Find all the lines with "source" and gather them.

------------------------------------------------------------

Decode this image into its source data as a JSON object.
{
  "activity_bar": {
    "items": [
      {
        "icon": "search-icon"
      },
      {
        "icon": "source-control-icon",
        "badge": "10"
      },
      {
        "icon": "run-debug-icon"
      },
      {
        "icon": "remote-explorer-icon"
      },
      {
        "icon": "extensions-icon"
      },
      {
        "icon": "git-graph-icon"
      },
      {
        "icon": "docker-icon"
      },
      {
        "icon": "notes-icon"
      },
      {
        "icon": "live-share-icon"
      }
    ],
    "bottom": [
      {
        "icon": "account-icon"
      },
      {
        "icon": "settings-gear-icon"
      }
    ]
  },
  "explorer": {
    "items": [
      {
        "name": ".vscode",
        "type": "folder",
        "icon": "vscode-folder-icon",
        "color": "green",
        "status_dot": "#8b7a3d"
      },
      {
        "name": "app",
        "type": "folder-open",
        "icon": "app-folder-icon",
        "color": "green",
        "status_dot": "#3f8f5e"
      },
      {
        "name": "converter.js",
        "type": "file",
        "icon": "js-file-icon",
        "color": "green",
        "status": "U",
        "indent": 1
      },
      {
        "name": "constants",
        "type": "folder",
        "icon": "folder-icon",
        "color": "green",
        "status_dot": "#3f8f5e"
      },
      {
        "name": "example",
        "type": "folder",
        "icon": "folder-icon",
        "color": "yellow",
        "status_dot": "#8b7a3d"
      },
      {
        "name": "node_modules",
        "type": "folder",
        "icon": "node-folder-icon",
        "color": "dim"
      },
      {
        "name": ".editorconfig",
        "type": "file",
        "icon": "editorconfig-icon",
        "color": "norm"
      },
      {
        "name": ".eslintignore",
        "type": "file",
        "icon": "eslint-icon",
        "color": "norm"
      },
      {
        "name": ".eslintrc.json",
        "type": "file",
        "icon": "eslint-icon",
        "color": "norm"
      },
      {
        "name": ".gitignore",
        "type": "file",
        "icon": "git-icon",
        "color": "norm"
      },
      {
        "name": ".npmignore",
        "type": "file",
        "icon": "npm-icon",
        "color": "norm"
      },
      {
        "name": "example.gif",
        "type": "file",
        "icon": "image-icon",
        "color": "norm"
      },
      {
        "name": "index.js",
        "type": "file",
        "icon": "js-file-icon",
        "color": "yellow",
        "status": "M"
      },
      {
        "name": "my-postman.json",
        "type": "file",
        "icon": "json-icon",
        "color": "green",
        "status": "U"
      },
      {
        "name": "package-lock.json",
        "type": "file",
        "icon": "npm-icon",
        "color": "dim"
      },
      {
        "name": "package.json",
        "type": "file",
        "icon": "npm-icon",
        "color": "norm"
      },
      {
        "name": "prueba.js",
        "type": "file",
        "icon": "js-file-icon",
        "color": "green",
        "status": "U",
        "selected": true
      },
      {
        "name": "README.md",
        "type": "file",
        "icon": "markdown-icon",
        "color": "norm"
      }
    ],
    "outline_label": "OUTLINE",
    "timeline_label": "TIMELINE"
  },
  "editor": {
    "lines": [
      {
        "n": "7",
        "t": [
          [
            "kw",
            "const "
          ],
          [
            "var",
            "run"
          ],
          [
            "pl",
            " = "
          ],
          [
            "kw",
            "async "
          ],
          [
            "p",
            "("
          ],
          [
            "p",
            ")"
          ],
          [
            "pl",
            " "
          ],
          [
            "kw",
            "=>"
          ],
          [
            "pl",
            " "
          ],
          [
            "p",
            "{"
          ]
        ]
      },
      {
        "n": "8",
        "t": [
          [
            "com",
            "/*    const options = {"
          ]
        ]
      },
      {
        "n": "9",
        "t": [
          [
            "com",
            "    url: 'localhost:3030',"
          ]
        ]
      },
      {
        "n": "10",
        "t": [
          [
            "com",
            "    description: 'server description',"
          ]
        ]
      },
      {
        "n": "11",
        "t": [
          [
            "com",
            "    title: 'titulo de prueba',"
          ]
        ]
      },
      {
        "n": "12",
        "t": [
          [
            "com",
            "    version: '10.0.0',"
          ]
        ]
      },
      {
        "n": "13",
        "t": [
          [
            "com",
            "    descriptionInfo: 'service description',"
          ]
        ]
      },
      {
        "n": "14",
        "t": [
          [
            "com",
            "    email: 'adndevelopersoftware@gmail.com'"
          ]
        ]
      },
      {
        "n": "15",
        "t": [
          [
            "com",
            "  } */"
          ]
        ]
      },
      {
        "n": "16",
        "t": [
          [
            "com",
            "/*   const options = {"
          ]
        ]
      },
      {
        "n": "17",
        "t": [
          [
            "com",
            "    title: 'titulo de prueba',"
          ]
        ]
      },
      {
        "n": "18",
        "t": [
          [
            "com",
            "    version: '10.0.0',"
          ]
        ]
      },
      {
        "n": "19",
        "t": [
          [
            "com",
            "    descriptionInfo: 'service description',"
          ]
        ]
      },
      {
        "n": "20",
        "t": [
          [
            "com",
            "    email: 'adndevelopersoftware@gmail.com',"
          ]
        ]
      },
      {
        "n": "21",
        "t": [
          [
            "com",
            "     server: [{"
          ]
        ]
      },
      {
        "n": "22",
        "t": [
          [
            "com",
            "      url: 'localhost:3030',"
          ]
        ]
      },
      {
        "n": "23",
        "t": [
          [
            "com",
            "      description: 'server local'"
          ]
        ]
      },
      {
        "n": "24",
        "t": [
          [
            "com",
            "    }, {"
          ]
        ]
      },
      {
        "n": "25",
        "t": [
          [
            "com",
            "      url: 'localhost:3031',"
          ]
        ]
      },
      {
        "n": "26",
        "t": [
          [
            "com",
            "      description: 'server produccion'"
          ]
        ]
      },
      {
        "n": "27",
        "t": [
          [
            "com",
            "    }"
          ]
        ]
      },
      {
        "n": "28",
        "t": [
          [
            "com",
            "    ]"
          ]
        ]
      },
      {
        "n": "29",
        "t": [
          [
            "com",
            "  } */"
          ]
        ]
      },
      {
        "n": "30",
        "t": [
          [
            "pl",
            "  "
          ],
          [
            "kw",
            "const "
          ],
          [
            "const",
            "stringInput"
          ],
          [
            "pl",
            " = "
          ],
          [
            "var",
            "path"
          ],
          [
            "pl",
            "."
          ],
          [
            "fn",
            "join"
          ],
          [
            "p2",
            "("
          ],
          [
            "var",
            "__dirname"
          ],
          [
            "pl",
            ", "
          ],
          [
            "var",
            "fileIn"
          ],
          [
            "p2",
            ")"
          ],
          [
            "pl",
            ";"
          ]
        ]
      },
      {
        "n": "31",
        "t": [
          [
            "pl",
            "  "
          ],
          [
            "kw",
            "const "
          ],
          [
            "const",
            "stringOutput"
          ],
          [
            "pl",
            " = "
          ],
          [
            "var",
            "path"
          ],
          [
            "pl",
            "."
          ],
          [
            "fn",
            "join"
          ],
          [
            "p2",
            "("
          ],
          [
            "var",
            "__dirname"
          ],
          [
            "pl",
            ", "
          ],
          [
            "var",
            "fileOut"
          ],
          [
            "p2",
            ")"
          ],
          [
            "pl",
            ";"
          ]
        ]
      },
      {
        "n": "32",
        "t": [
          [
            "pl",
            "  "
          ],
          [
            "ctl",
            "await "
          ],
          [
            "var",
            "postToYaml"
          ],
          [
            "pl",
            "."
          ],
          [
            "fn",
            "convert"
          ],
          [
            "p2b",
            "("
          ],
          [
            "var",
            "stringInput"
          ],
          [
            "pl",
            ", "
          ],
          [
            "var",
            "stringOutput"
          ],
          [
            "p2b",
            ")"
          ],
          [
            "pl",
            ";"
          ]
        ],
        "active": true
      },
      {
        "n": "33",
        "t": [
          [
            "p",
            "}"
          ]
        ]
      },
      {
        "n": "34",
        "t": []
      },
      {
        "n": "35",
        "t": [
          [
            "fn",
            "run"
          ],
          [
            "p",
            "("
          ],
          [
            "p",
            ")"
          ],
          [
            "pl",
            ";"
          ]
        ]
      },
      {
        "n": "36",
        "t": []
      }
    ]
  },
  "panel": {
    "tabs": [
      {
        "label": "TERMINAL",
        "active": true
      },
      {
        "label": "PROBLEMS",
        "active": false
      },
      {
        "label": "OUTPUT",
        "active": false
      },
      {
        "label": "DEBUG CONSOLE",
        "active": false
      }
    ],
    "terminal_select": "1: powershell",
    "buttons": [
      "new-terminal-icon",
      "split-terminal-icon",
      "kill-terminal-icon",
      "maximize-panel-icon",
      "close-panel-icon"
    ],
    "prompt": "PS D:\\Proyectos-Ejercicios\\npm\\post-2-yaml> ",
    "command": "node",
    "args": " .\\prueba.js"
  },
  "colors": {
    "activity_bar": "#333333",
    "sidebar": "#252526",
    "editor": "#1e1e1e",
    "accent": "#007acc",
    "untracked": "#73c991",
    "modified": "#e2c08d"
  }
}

------------------------------------------------------------

OUTPUT FOR THIS EXERCISE –
Decode this image into its source data as a JSON object.
        "icon": "source-control-icon",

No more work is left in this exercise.